*Problem details*: Gather all lines with the word "screenshot" in them.
----
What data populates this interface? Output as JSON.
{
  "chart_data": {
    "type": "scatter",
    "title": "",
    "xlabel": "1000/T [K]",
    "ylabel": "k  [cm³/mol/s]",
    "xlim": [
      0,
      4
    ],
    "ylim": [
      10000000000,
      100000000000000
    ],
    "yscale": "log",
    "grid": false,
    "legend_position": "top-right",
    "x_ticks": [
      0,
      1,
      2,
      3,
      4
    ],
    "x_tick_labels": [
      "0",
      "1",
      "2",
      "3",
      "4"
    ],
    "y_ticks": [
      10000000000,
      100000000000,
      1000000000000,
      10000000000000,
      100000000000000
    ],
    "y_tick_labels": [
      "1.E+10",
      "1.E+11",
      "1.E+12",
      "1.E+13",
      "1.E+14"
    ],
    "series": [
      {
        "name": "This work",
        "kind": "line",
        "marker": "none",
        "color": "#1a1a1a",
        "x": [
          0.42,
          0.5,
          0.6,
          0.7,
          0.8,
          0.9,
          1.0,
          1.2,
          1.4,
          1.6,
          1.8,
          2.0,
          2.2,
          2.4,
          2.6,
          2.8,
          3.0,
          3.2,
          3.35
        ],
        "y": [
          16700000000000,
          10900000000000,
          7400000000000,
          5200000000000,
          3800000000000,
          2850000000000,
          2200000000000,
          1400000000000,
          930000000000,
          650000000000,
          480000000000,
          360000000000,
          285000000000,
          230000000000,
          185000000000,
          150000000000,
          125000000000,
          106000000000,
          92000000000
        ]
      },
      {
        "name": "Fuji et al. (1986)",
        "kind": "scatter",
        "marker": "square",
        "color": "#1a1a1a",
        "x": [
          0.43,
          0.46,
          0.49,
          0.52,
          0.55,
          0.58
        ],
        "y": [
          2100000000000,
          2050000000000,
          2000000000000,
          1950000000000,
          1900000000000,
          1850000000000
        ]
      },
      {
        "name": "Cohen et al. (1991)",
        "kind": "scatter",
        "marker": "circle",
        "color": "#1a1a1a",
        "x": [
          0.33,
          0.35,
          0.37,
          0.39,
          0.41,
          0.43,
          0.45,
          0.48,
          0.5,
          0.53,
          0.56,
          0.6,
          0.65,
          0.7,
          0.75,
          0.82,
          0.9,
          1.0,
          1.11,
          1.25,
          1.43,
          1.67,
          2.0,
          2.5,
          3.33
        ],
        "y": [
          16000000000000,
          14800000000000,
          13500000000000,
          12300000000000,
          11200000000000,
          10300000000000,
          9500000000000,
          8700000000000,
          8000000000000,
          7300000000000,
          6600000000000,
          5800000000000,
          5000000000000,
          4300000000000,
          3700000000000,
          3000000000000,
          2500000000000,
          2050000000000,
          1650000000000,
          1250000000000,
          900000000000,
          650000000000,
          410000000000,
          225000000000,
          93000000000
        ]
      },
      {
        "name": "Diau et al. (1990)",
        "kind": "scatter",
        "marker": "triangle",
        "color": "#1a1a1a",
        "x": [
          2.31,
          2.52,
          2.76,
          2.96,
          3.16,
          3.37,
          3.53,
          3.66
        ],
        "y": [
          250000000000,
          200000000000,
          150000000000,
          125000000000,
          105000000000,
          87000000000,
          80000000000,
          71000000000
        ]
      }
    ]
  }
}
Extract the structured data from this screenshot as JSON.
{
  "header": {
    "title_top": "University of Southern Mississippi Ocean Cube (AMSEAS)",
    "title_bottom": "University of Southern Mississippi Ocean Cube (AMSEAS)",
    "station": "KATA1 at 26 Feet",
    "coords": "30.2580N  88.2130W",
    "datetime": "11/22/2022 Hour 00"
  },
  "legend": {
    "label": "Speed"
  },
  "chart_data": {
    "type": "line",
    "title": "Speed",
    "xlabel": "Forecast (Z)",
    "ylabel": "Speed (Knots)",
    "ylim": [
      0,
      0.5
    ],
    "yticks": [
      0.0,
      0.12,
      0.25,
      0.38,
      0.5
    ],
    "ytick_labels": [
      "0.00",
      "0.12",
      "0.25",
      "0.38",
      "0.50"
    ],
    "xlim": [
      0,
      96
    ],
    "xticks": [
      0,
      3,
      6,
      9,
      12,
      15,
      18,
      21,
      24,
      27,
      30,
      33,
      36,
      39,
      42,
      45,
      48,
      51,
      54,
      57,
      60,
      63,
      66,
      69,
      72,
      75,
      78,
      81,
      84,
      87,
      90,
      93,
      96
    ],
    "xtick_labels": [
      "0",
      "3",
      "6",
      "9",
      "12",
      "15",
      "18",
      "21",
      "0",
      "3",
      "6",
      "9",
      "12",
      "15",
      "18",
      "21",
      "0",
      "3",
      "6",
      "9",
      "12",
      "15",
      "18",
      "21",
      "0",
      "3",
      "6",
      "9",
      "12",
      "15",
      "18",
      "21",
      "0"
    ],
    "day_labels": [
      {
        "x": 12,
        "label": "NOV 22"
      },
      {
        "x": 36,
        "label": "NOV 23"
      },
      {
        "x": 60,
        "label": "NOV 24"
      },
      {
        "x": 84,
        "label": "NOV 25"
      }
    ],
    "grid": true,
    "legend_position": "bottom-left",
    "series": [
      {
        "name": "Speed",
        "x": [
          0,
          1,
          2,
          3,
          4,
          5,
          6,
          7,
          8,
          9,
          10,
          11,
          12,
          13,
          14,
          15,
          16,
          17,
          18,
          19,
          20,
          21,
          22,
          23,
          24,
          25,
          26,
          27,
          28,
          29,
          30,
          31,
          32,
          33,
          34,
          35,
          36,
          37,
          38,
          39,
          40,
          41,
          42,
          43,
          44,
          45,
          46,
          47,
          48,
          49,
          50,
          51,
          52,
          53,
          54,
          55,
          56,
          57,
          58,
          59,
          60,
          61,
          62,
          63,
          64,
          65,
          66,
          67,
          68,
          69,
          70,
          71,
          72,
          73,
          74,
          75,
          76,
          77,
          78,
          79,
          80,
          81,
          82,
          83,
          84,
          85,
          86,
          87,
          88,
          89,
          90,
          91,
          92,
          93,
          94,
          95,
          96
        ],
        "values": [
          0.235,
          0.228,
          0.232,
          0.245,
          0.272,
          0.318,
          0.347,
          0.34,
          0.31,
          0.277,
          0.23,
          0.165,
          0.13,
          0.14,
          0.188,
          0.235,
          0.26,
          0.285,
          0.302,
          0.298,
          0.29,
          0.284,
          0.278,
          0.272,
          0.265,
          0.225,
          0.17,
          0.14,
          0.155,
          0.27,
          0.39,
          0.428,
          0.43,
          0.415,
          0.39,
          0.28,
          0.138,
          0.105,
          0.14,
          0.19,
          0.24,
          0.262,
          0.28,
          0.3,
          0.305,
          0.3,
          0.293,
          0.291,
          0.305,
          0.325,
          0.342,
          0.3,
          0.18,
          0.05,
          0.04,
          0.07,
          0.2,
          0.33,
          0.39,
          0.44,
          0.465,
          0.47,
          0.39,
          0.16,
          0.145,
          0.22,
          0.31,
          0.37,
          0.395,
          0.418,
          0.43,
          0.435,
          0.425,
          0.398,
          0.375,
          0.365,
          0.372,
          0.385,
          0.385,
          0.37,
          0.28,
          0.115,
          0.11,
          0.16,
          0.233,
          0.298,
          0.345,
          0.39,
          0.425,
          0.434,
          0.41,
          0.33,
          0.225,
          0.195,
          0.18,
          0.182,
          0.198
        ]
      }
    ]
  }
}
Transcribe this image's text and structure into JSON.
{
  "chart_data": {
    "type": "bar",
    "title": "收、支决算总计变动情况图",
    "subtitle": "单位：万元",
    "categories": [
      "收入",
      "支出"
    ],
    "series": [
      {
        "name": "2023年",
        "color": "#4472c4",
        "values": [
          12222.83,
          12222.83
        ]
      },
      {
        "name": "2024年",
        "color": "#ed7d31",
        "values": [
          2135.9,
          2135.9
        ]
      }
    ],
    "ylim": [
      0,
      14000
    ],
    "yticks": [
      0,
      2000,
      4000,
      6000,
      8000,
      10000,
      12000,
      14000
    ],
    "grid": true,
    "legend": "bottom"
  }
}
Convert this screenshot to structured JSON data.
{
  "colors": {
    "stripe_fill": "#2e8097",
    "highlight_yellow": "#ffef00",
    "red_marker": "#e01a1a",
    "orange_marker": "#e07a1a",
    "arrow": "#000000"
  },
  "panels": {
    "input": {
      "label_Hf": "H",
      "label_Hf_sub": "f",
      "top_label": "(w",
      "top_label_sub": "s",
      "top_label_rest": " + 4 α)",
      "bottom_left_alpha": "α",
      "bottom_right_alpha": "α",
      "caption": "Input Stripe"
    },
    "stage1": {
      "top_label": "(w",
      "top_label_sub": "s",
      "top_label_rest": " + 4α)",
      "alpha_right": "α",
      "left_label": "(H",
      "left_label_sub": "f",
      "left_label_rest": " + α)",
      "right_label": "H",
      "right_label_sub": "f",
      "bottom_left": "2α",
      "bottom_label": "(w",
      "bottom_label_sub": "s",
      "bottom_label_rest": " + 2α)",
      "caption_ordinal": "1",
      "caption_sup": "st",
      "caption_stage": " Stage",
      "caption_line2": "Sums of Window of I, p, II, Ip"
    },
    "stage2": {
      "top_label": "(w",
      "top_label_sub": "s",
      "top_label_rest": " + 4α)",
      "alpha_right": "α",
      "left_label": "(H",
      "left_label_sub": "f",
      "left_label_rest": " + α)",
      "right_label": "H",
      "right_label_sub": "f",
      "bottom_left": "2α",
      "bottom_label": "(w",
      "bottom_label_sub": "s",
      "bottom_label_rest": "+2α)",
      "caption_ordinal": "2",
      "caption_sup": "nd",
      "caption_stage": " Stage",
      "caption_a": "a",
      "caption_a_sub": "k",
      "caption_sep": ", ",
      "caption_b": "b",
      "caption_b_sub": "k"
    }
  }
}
----
*Written response*:
Extract the structured data from this screenshot as JSON.
Convert this screenshot to structured JSON data.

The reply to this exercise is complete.